Task prompt » Repeat each record below exactly, dropping the pictures.

Excerpts from a figure dataset »

>> Begin

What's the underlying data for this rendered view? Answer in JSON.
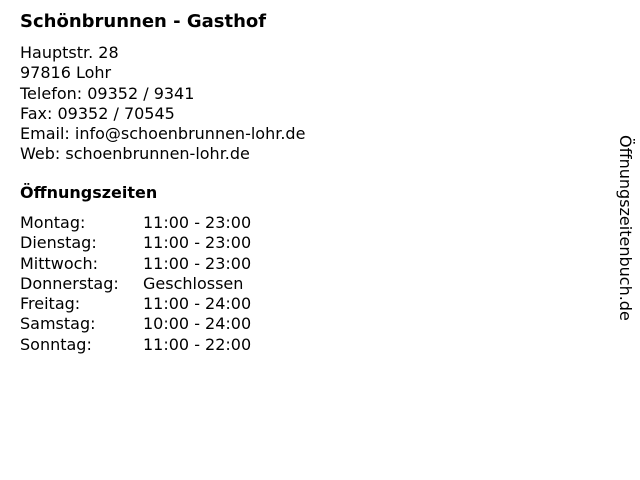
{
  "title": "Schönbrunnen - Gasthof",
  "address": {
    "street": "Hauptstr. 28",
    "city": "97816 Lohr",
    "phone": "Telefon: 09352 / 9341",
    "fax": "Fax: 09352 / 70545",
    "email": "Email: info@schoenbrunnen-lohr.de",
    "web": "Web: schoenbrunnen-lohr.de"
  },
  "hours_title": "Öffnungszeiten",
  "hours": [
    {
      "day": "Montag:",
      "time": "11:00 - 23:00"
    },
    {
      "day": "Dienstag:",
      "time": "11:00 - 23:00"
    },
    {
      "day": "Mittwoch:",
      "time": "11:00 - 23:00"
    },
    {
      "day": "Donnerstag:",
      "time": "Geschlossen"
    },
    {
      "day": "Freitag:",
      "time": "11:00 - 24:00"
    },
    {
      "day": "Samstag:",
      "time": "10:00 - 24:00"
    },
    {
      "day": "Sonntag:",
      "time": "11:00 - 22:00"
    }
  ],
  "side_brand": "Öffnungszeitenbuch.de"
}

>> End

Exercise answer »
What's the underlying data for this rendered view? Answer in JSON.
{
  "title": "Schönbrunnen - Gasthof",
  "address": {
    "street": "Hauptstr. 28",
    "city": "97816 Lohr",
    "phone": "Telefon: 09352 / 9341",
    "fax": "Fax: 09352 / 70545",
    "email": "Email: info@schoenbrunnen-lohr.de",
    "web": "Web: schoenbrunnen-lohr.de"
  },
  "hours_title": "Öffnungszeiten",
  "hours": [
    {
      "day": "Montag:",
      "time": "11:00 - 23:00"
    },
    {
      "day": "Dienstag:",
      "time": "11:00 - 23:00"
    },
    {
      "day": "Mittwoch:",
      "time": "11:00 - 23:00"
    },
    {
      "day": "Donnerstag:",
      "time": "Geschlossen"
    },
    {
      "day": "Freitag:",
      "time": "11:00 - 24:00"
    },
    {
      "day": "Samstag:",
      "time": "10:00 - 24:00"
    },
    {
      "day": "Sonntag:",
      "time": "11:00 - 22:00"
    }
  ],
  "side_brand": "Öffnungszeitenbuch.de"
}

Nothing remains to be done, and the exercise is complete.